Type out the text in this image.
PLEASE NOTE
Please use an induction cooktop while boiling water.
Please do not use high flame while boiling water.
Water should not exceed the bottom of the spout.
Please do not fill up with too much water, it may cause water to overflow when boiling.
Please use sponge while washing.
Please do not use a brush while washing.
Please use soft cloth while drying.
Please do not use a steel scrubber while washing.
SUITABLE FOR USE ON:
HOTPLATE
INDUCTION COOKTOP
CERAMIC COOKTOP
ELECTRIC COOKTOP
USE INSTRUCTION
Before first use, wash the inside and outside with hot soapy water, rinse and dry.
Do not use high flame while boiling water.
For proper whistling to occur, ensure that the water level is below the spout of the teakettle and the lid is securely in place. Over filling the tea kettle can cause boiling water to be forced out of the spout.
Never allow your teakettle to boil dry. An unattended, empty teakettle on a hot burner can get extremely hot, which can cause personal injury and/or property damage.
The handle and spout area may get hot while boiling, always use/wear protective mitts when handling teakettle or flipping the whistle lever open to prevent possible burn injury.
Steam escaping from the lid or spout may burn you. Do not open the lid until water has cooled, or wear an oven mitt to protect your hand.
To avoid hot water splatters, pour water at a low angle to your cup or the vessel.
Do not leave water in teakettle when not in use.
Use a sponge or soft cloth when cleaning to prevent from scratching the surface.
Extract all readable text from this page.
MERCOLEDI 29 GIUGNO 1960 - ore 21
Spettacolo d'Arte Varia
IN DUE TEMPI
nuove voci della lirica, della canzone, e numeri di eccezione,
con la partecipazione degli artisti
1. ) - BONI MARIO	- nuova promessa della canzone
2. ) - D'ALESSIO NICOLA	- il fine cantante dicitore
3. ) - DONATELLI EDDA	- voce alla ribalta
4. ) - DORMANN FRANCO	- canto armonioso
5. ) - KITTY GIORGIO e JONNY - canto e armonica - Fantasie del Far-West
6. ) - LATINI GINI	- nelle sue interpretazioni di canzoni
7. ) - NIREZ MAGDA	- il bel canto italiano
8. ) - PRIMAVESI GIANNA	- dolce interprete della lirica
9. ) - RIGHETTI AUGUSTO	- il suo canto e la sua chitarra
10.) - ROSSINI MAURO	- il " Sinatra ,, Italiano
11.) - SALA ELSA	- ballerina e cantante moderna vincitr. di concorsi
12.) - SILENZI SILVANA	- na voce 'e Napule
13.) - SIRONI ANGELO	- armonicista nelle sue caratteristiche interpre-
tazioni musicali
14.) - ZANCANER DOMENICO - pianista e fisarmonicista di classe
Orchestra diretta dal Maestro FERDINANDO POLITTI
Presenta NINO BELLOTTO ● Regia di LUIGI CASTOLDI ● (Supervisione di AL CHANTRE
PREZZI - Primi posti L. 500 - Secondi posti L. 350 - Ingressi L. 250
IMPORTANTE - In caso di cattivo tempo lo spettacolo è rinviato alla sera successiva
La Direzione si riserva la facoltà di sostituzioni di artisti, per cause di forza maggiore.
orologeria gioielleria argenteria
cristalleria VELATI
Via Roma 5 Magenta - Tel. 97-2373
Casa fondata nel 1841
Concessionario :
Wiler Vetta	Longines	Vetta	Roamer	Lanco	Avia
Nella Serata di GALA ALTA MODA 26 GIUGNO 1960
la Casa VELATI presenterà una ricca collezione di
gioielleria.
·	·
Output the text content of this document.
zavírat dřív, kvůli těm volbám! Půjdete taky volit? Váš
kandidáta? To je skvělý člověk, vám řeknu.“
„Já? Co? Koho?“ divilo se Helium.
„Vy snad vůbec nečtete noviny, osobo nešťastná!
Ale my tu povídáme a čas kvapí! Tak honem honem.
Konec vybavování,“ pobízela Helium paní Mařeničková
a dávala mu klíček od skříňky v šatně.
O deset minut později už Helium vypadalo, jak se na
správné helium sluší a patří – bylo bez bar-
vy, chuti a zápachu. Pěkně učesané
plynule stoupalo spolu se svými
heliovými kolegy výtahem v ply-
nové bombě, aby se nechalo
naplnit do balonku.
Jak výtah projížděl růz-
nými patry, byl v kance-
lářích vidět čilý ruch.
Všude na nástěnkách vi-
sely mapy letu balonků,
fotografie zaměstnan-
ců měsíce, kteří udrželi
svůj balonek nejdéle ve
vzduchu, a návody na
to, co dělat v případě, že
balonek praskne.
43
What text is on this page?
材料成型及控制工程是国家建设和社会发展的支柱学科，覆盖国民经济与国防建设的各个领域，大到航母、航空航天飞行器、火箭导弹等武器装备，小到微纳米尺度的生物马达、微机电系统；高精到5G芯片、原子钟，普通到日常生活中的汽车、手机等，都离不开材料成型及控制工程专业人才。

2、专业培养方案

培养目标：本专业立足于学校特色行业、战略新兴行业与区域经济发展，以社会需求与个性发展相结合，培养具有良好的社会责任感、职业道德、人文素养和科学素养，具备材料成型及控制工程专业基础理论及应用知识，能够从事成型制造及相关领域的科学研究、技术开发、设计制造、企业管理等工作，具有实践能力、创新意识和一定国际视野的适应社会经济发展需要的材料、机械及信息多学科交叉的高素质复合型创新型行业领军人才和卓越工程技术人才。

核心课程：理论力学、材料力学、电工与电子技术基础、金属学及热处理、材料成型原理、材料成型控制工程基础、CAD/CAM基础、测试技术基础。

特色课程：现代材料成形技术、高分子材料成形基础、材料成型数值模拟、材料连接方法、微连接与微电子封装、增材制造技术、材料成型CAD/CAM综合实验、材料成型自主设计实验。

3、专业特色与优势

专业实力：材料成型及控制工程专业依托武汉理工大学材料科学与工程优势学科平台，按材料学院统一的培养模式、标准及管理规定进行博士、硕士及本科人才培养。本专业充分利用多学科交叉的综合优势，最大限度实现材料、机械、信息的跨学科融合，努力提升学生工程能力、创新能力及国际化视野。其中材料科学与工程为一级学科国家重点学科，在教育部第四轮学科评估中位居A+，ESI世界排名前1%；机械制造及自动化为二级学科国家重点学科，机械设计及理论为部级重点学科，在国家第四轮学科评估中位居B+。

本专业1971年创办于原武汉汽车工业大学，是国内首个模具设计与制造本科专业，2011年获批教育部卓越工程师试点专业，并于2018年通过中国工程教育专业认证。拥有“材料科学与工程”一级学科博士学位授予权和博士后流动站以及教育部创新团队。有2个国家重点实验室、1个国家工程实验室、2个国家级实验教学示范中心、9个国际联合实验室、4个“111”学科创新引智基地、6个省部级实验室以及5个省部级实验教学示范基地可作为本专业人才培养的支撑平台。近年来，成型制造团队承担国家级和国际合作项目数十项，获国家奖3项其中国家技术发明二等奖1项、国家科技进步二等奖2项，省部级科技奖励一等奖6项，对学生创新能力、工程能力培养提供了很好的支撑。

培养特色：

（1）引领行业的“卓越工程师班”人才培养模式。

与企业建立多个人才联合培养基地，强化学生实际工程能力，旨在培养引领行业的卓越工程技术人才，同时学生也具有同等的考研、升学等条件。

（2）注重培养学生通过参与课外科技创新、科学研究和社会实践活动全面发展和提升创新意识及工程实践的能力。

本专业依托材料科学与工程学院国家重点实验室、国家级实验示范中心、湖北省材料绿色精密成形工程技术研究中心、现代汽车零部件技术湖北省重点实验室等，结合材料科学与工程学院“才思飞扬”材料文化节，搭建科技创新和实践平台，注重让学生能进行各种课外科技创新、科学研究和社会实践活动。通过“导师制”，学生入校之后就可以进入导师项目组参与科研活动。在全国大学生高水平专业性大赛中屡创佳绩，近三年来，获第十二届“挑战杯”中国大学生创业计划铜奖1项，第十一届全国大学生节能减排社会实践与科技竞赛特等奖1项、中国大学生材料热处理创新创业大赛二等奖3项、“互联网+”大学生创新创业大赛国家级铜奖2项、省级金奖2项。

____________

● **WHAT YOU ARE ASKED TO DO**
Would you reproduce the material above in full, exactly as given?

● **SOLUTION TO THIS PROBLEM**
Type out the text in this image.
PLEASE NOTE
Please use an induction cooktop while boiling water.
Please do not use high flame while boiling water.
Water should not exceed the bottom of the spout.
Please do not fill up with too much water, it may cause water to overflow when boiling.
Please use sponge while washing.
Please do not use a brush while washing.
Please use soft cloth while drying.
Please do not use a steel scrubber while washing.
SUITABLE FOR USE ON:
HOTPLATE
INDUCTION COOKTOP
CERAMIC COOKTOP
ELECTRIC COOKTOP
USE INSTRUCTION
Before first use, wash the inside and outside with hot soapy water, rinse and dry.
Do not use high flame while boiling water.
For proper whistling to occur, ensure that the water level is below the spout of the teakettle and the lid is securely in place. Over filling the tea kettle can cause boiling water to be forced out of the spout.
Never allow your teakettle to boil dry. An unattended, empty teakettle on a hot burner can get extremely hot, which can cause personal injury and/or property damage.
The handle and spout area may get hot while boiling, always use/wear protective mitts when handling teakettle or flipping the whistle lever open to prevent possible burn injury.
Steam escaping from the lid or spout may burn you. Do not open the lid until water has cooled, or wear an oven mitt to protect your hand.
To avoid hot water splatters, pour water at a low angle to your cup or the vessel.
Do not leave water in teakettle when not in use.
Use a sponge or soft cloth when cleaning to prevent from scratching the surface.
Extract all readable text from this page.
MERCOLEDI 29 GIUGNO 1960 - ore 21
Spettacolo d'Arte Varia
IN DUE TEMPI
nuove voci della lirica, della canzone, e numeri di eccezione,
con la partecipazione degli artisti
1. ) - BONI MARIO	- nuova promessa della canzone
2. ) - D'ALESSIO NICOLA	- il fine cantante dicitore
3. ) - DONATELLI EDDA	- voce alla ribalta
4. ) - DORMANN FRANCO	- canto armonioso
5. ) - KITTY GIORGIO e JONNY - canto e armonica - Fantasie del Far-West
6. ) - LATINI GINI	- nelle sue interpretazioni di canzoni
7. ) - NIREZ MAGDA	- il bel canto italiano
8. ) - PRIMAVESI GIANNA	- dolce interprete della lirica
9. ) - RIGHETTI AUGUSTO	- il suo canto e la sua chitarra
10.) - ROSSINI MAURO	- il " Sinatra ,, Italiano
11.) - SALA ELSA	- ballerina e cantante moderna vincitr. di concorsi
12.) - SILENZI SILVANA	- na voce 'e Napule
13.) - SIRONI ANGELO	- armonicista nelle sue caratteristiche interpre-
tazioni musicali
14.) - ZANCANER DOMENICO - pianista e fisarmonicista di classe
Orchestra diretta dal Maestro FERDINANDO POLITTI
Presenta NINO BELLOTTO ● Regia di LUIGI CASTOLDI ● (Supervisione di AL CHANTRE
PREZZI - Primi posti L. 500 - Secondi posti L. 350 - Ingressi L. 250
IMPORTANTE - In caso di cattivo tempo lo spettacolo è rinviato alla sera successiva
La Direzione si riserva la facoltà di sostituzioni di artisti, per cause di forza maggiore.
orologeria gioielleria argenteria
cristalleria VELATI
Via Roma 5 Magenta - Tel. 97-2373
Casa fondata nel 1841
Concessionario :
Wiler Vetta	Longines	Vetta	Roamer	Lanco	Avia
Nella Serata di GALA ALTA MODA 26 GIUGNO 1960
la Casa VELATI presenterà una ricca collezione di
gioielleria.
·	·
Output the text content of this document.
zavírat dřív, kvůli těm volbám! Půjdete taky volit? Váš
kandidáta? To je skvělý člověk, vám řeknu.“
„Já? Co? Koho?“ divilo se Helium.
„Vy snad vůbec nečtete noviny, osobo nešťastná!
Ale my tu povídáme a čas kvapí! Tak honem honem.
Konec vybavování,“ pobízela Helium paní Mařeničková
a dávala mu klíček od skříňky v šatně.
O deset minut později už Helium vypadalo, jak se na
správné helium sluší a patří – bylo bez bar-
vy, chuti a zápachu. Pěkně učesané
plynule stoupalo spolu se svými
heliovými kolegy výtahem v ply-
nové bombě, aby se nechalo
naplnit do balonku.
Jak výtah projížděl růz-
nými patry, byl v kance-
lářích vidět čilý ruch.
Všude na nástěnkách vi-
sely mapy letu balonků,
fotografie zaměstnan-
ců měsíce, kteří udrželi
svůj balonek nejdéle ve
vzduchu, a návody na
to, co dělat v případě, že
balonek praskne.
43
What text is on this page?
材料成型及控制工程是国家建设和社会发展的支柱学科，覆盖国民经济与国防建设的各个领域，大到航母、航空航天飞行器、火箭导弹等武器装备，小到微纳米尺度的生物马达、微机电系统；高精到5G芯片、原子钟，普通到日常生活中的汽车、手机等，都离不开材料成型及控制工程专业人才。

2、专业培养方案

培养目标：本专业立足于学校特色行业、战略新兴行业与区域经济发展，以社会需求与个性发展相结合，培养具有良好的社会责任感、职业道德、人文素养和科学素养，具备材料成型及控制工程专业基础理论及应用知识，能够从事成型制造及相关领域的科学研究、技术开发、设计制造、企业管理等工作，具有实践能力、创新意识和一定国际视野的适应社会经济发展需要的材料、机械及信息多学科交叉的高素质复合型创新型行业领军人才和卓越工程技术人才。

核心课程：理论力学、材料力学、电工与电子技术基础、金属学及热处理、材料成型原理、材料成型控制工程基础、CAD/CAM基础、测试技术基础。

特色课程：现代材料成形技术、高分子材料成形基础、材料成型数值模拟、材料连接方法、微连接与微电子封装、增材制造技术、材料成型CAD/CAM综合实验、材料成型自主设计实验。

3、专业特色与优势

专业实力：材料成型及控制工程专业依托武汉理工大学材料科学与工程优势学科平台，按材料学院统一的培养模式、标准及管理规定进行博士、硕士及本科人才培养。本专业充分利用多学科交叉的综合优势，最大限度实现材料、机械、信息的跨学科融合，努力提升学生工程能力、创新能力及国际化视野。其中材料科学与工程为一级学科国家重点学科，在教育部第四轮学科评估中位居A+，ESI世界排名前1%；机械制造及自动化为二级学科国家重点学科，机械设计及理论为部级重点学科，在国家第四轮学科评估中位居B+。

本专业1971年创办于原武汉汽车工业大学，是国内首个模具设计与制造本科专业，2011年获批教育部卓越工程师试点专业，并于2018年通过中国工程教育专业认证。拥有“材料科学与工程”一级学科博士学位授予权和博士后流动站以及教育部创新团队。有2个国家重点实验室、1个国家工程实验室、2个国家级实验教学示范中心、9个国际联合实验室、4个“111”学科创新引智基地、6个省部级实验室以及5个省部级实验教学示范基地可作为本专业人才培养的支撑平台。近年来，成型制造团队承担国家级和国际合作项目数十项，获国家奖3项其中国家技术发明二等奖1项、国家科技进步二等奖2项，省部级科技奖励一等奖6项，对学生创新能力、工程能力培养提供了很好的支撑。

培养特色：

（1）引领行业的“卓越工程师班”人才培养模式。

与企业建立多个人才联合培养基地，强化学生实际工程能力，旨在培养引领行业的卓越工程技术人才，同时学生也具有同等的考研、升学等条件。

（2）注重培养学生通过参与课外科技创新、科学研究和社会实践活动全面发展和提升创新意识及工程实践的能力。

本专业依托材料科学与工程学院国家重点实验室、国家级实验示范中心、湖北省材料绿色精密成形工程技术研究中心、现代汽车零部件技术湖北省重点实验室等，结合材料科学与工程学院“才思飞扬”材料文化节，搭建科技创新和实践平台，注重让学生能进行各种课外科技创新、科学研究和社会实践活动。通过“导师制”，学生入校之后就可以进入导师项目组参与科研活动。在全国大学生高水平专业性大赛中屡创佳绩，近三年来，获第十二届“挑战杯”中国大学生创业计划铜奖1项，第十一届全国大学生节能减排社会实践与科技竞赛特等奖1项、中国大学生材料热处理创新创业大赛二等奖3项、“互联网+”大学生创新创业大赛国家级铜奖2项、省级金奖2项。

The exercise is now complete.